** Goal **
Extract and list every line that contains the word "seconds".

===== Given entries

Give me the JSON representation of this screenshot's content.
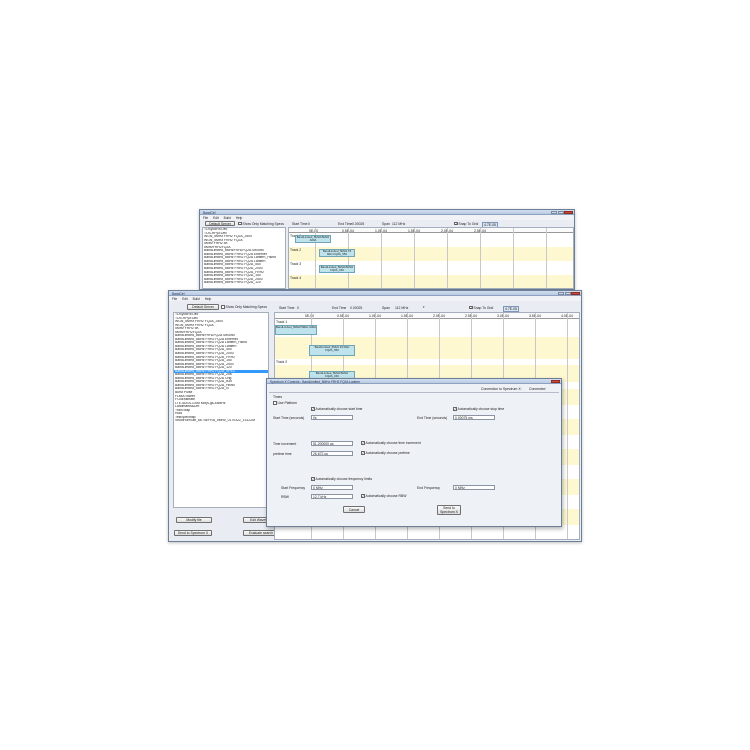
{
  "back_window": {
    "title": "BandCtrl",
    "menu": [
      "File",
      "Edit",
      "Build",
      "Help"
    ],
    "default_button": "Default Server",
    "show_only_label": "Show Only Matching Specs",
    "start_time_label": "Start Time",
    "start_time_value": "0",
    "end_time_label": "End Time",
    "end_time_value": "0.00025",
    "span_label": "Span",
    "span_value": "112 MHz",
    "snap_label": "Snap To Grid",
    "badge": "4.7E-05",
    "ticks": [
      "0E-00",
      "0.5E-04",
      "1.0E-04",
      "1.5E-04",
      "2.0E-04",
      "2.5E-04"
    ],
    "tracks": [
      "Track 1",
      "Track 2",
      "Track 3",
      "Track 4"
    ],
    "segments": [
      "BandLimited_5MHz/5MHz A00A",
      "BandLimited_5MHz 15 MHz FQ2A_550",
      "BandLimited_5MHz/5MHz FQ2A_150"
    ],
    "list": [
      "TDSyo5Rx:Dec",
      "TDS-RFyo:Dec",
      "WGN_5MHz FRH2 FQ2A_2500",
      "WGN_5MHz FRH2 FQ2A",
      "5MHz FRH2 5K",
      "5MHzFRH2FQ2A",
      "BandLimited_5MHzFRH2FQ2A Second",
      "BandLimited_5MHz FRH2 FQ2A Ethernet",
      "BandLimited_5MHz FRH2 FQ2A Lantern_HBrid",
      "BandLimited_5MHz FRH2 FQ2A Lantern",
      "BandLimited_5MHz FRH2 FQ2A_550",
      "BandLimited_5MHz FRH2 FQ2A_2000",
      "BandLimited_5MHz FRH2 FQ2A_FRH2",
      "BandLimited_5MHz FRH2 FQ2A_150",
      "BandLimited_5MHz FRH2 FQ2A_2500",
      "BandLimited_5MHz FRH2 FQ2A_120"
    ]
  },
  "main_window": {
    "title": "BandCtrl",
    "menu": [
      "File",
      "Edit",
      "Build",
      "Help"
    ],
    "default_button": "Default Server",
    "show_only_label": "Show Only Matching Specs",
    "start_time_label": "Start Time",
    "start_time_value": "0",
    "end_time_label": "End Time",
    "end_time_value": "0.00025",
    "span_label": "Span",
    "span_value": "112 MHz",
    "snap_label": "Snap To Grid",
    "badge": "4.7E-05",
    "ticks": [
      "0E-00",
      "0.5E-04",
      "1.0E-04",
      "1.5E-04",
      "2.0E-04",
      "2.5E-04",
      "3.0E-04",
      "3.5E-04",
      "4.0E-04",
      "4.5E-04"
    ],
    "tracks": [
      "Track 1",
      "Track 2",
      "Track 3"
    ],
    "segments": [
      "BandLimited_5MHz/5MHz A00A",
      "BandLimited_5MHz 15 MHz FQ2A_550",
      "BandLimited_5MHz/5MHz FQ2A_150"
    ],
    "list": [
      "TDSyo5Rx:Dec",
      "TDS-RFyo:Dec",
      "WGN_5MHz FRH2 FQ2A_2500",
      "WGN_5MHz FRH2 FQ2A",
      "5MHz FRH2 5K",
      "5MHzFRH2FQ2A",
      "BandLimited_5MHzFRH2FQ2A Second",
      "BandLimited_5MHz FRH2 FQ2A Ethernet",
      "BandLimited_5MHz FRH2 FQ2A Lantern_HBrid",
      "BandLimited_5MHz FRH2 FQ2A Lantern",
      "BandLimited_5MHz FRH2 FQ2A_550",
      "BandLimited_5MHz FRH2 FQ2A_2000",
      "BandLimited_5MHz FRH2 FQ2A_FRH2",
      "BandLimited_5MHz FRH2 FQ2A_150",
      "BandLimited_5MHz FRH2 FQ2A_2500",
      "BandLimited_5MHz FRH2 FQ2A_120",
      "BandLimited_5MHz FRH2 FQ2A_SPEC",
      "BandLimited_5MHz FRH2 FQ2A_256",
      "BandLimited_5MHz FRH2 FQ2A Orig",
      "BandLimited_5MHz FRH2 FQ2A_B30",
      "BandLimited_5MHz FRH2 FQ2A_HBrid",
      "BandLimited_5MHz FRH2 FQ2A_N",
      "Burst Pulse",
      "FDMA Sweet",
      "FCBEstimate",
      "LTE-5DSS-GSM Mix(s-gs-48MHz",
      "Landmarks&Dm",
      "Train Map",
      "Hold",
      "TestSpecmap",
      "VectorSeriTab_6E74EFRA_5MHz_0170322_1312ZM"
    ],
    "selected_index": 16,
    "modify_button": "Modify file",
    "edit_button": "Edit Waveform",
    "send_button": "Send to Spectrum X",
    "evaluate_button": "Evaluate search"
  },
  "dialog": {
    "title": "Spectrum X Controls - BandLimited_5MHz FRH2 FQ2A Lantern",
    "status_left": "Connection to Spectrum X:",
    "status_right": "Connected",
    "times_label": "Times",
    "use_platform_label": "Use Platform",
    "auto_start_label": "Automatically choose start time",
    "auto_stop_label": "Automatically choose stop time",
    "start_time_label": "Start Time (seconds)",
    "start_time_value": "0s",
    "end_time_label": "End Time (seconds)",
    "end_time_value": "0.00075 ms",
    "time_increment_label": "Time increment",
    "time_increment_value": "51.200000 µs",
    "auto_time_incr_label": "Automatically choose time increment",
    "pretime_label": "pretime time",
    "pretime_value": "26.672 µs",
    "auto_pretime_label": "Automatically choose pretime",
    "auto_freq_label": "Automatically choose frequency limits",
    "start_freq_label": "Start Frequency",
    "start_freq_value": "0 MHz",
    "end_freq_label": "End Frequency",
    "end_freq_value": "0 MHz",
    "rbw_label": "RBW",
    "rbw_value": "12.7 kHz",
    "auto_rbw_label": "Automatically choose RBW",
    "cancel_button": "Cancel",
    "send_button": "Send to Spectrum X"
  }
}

==========
===== Given entries

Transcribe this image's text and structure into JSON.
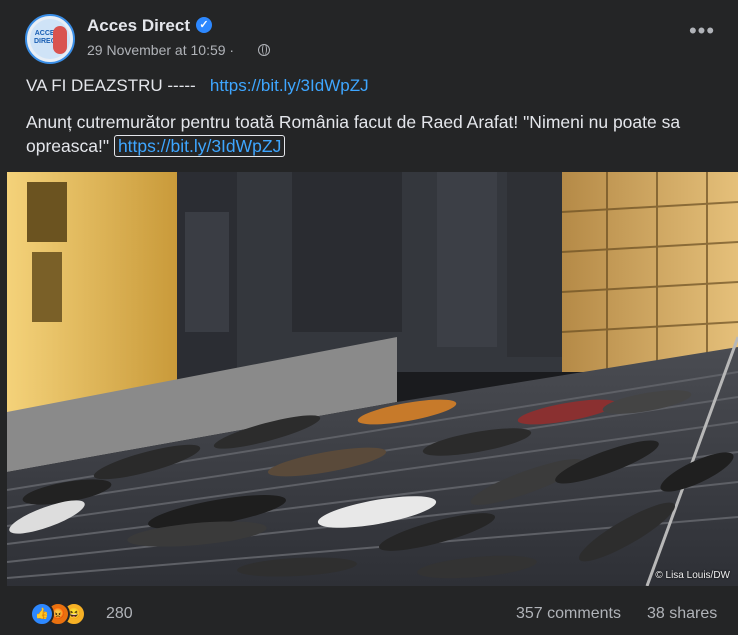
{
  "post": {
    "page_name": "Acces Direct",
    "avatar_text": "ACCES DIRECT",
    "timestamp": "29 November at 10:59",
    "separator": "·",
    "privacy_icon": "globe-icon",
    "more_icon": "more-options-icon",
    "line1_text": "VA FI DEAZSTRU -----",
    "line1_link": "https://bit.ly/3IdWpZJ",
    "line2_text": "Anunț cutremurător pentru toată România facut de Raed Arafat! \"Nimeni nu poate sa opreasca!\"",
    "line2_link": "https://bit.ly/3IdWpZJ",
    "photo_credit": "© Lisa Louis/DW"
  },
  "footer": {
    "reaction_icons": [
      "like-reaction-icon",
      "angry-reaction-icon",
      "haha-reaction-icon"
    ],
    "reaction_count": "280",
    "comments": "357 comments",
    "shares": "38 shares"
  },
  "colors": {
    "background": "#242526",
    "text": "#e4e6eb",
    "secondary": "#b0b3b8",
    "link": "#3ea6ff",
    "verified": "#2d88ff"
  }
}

==========

** Correct answer **
    "start_time_label": "Start Time (seconds)",
    "end_time_label": "End Time (seconds)",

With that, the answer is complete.